GIVEN TASK: Pick out all lines in the listing holding the string "shaded" and copy them.

Dataset rows about figures:
──────────
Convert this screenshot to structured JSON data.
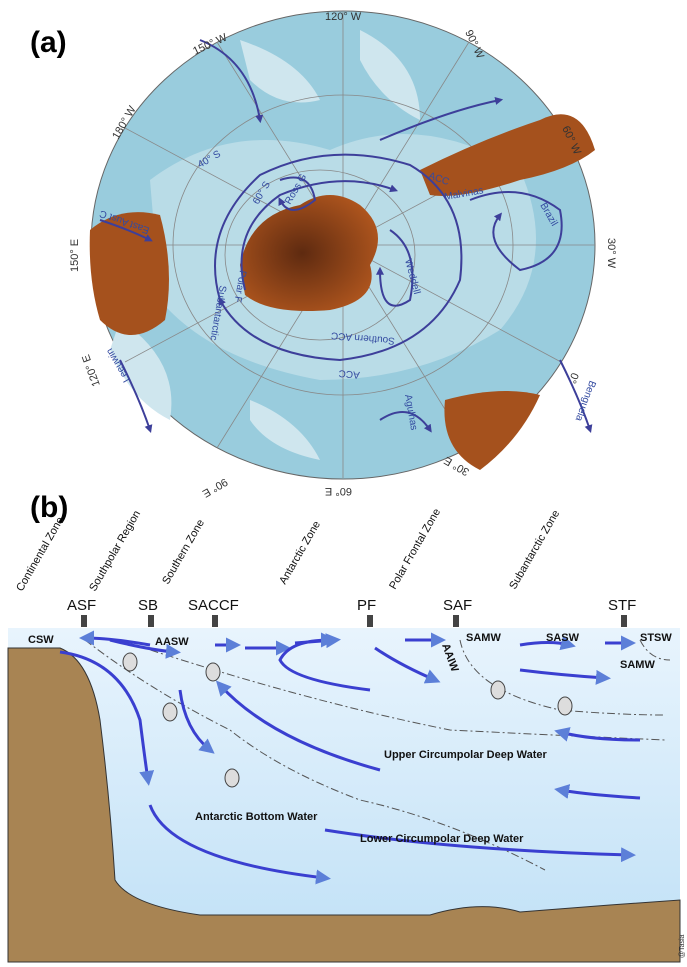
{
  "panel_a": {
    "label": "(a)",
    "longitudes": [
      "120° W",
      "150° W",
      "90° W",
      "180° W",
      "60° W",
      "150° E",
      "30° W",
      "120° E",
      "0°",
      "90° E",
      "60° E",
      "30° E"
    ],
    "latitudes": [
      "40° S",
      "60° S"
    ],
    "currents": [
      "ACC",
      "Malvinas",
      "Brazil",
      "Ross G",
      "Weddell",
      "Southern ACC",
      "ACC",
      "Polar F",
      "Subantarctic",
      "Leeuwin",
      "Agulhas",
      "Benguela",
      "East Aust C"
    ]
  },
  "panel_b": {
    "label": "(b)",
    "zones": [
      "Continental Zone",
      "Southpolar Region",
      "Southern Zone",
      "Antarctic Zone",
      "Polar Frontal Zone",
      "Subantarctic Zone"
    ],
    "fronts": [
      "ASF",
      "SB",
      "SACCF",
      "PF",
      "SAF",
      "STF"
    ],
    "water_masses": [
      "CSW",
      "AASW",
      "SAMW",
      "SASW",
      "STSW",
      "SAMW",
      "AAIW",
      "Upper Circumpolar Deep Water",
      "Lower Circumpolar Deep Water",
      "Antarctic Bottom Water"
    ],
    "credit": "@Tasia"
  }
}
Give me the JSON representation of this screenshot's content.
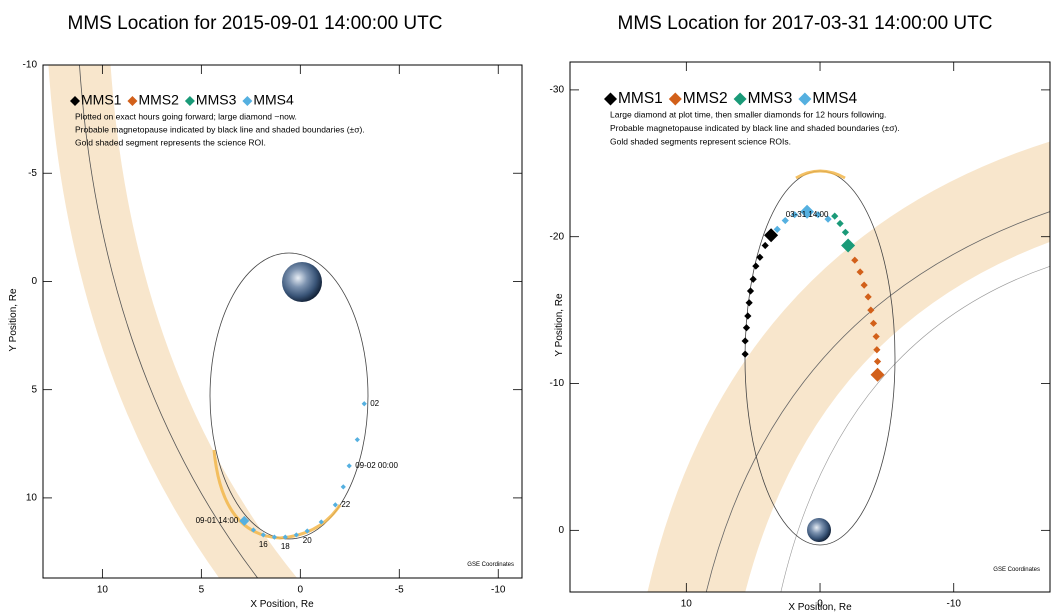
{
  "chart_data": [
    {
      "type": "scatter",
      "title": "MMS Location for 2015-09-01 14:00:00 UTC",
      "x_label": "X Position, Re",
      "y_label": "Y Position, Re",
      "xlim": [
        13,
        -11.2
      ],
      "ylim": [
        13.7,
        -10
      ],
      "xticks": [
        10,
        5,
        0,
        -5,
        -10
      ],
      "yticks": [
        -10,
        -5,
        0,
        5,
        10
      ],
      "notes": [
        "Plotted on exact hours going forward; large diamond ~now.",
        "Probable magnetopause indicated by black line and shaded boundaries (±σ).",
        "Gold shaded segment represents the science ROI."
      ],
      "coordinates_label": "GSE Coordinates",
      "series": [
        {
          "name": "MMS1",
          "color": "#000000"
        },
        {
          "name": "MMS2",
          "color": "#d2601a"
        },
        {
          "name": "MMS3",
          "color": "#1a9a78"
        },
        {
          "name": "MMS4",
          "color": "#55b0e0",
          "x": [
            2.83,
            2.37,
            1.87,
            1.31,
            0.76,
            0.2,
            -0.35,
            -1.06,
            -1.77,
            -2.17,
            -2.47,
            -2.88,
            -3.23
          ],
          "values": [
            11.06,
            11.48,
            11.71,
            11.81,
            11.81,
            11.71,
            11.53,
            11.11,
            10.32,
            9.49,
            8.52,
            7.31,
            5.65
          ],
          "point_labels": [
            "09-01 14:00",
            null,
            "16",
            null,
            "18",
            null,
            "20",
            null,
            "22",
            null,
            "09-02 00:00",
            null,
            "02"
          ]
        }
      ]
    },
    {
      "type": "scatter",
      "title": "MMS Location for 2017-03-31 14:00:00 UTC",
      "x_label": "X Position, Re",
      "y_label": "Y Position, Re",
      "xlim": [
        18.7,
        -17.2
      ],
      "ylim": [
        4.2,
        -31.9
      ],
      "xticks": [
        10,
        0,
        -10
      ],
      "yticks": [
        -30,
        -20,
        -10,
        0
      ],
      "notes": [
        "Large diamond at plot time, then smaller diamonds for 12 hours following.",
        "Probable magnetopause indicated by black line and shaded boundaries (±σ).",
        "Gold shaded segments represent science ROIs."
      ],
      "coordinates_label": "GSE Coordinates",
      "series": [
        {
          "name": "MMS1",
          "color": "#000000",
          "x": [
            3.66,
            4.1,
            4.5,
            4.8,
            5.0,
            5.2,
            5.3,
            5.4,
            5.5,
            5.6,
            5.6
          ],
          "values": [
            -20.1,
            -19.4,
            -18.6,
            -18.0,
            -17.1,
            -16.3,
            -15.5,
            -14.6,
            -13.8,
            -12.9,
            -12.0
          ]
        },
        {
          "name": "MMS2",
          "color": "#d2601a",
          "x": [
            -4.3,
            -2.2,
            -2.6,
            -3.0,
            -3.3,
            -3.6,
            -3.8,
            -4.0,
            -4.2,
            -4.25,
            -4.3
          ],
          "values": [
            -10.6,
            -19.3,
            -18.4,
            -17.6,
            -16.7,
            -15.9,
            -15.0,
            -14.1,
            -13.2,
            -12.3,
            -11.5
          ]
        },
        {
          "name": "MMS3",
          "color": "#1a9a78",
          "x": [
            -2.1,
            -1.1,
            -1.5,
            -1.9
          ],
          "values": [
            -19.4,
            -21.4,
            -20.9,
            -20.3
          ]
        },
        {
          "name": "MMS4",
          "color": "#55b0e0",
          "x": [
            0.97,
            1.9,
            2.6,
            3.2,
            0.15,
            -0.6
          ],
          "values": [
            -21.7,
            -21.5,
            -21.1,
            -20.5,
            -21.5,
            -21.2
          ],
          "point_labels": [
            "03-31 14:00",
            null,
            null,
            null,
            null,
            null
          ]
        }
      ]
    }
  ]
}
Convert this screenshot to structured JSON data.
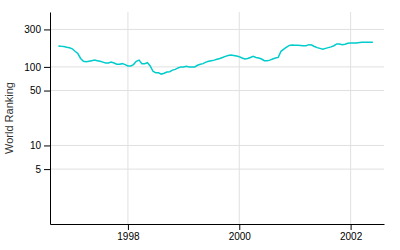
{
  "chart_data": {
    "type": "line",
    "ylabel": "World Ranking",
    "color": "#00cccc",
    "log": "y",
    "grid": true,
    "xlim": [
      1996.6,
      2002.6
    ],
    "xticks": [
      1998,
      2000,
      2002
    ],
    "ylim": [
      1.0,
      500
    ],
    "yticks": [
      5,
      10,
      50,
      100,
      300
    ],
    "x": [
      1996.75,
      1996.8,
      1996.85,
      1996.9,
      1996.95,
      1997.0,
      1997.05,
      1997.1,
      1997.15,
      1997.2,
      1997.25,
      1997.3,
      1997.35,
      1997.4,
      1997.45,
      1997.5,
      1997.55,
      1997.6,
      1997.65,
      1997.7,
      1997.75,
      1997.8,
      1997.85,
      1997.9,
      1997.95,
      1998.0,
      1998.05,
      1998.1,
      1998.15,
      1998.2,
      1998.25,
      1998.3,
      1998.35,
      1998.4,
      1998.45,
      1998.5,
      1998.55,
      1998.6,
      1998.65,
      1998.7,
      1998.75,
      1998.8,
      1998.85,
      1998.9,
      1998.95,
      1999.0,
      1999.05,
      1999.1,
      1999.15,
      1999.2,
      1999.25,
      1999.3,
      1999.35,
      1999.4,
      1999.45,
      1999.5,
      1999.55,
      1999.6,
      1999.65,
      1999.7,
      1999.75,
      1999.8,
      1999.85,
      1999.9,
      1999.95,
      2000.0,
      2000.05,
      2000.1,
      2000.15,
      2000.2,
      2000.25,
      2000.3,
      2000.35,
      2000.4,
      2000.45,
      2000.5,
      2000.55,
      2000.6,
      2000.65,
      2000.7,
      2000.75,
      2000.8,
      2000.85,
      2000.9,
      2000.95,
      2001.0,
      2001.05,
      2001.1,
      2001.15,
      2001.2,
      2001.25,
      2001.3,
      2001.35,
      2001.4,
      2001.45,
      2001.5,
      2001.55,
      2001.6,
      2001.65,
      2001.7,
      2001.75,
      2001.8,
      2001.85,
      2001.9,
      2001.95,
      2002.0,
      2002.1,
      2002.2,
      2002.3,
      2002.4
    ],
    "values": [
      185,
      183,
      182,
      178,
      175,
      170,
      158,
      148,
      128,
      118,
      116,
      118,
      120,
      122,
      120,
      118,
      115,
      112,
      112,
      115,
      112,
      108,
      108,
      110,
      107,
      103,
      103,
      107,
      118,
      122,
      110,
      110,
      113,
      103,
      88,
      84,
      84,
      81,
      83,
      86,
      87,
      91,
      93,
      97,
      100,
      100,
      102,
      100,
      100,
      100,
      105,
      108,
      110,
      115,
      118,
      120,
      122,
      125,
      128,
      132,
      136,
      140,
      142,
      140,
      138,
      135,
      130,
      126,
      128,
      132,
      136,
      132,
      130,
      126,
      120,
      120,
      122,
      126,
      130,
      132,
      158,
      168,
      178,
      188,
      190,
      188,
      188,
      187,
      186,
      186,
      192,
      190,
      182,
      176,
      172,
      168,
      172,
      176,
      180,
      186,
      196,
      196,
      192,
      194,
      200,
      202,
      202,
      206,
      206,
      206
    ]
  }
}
──────────
EXPECTED ANSWER:
        "Probable magnetopause indicated by black line and shaded boundaries (±σ).",
        "Gold shaded segment represents the science ROI."
        "Probable magnetopause indicated by black line and shaded boundaries (±σ).",
        "Gold shaded segments represent science ROIs."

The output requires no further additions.